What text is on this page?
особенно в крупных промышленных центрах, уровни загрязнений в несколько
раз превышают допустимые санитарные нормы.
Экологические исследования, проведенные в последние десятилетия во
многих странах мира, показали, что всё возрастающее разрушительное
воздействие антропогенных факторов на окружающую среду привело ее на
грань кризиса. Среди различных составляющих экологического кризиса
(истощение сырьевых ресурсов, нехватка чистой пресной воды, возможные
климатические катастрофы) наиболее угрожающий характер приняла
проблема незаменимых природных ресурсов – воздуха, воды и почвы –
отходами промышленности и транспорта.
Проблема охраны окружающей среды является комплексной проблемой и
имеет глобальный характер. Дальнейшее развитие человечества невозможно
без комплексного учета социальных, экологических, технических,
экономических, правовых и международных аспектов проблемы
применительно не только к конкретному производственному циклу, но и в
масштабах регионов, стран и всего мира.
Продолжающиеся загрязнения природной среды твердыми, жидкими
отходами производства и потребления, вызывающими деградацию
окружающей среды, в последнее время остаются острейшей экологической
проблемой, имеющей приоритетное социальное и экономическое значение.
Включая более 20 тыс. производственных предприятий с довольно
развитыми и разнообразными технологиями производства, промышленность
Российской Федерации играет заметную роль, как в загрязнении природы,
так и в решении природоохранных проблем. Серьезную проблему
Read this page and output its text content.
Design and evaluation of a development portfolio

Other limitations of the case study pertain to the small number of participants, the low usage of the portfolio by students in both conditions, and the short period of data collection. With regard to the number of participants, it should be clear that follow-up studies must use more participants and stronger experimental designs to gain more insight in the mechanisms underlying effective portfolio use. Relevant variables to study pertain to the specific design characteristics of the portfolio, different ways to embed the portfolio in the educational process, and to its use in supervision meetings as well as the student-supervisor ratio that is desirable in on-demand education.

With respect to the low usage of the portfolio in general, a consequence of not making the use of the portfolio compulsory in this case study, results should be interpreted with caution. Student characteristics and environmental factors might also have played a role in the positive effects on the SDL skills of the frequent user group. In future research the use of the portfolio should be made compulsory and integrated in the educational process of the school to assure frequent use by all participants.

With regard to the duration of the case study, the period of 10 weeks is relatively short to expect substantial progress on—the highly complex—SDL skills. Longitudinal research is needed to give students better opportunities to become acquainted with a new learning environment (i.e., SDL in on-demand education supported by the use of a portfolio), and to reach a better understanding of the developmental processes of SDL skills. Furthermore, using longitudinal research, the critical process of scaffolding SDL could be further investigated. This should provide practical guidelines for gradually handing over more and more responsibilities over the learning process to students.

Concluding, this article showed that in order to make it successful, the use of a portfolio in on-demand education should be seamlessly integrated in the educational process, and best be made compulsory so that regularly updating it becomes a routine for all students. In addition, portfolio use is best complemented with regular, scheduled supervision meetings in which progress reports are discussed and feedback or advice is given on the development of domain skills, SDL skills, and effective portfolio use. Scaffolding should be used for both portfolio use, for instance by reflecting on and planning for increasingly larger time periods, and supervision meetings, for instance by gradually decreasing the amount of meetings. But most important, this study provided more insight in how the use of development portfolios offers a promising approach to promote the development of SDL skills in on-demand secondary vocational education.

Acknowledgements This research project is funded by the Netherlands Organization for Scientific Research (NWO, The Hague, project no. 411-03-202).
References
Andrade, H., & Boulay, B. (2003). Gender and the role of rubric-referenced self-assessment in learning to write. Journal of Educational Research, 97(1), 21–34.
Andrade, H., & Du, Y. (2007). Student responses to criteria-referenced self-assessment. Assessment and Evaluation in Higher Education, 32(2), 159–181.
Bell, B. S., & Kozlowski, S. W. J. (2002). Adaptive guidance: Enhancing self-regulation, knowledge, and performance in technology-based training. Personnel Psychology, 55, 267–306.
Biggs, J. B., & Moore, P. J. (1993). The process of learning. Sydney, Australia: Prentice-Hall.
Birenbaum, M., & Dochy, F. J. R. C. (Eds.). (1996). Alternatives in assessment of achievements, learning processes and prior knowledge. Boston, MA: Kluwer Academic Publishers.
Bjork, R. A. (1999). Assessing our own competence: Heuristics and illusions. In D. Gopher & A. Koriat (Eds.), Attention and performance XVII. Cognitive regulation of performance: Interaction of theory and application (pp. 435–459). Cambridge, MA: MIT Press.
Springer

****************************************

DIRECTIVE:
Filter the records, keeping only lines that contain "referenced", and show those lines.

RESPONSE TO THIS EXERCISE:
Andrade, H., & Boulay, B. (2003). Gender and the role of rubric-referenced self-assessment in learning to write. Journal of Educational Research, 97(1), 21–34.
Andrade, H., & Du, Y. (2007). Student responses to criteria-referenced self-assessment. Assessment and Evaluation in Higher Education, 32(2), 159–181.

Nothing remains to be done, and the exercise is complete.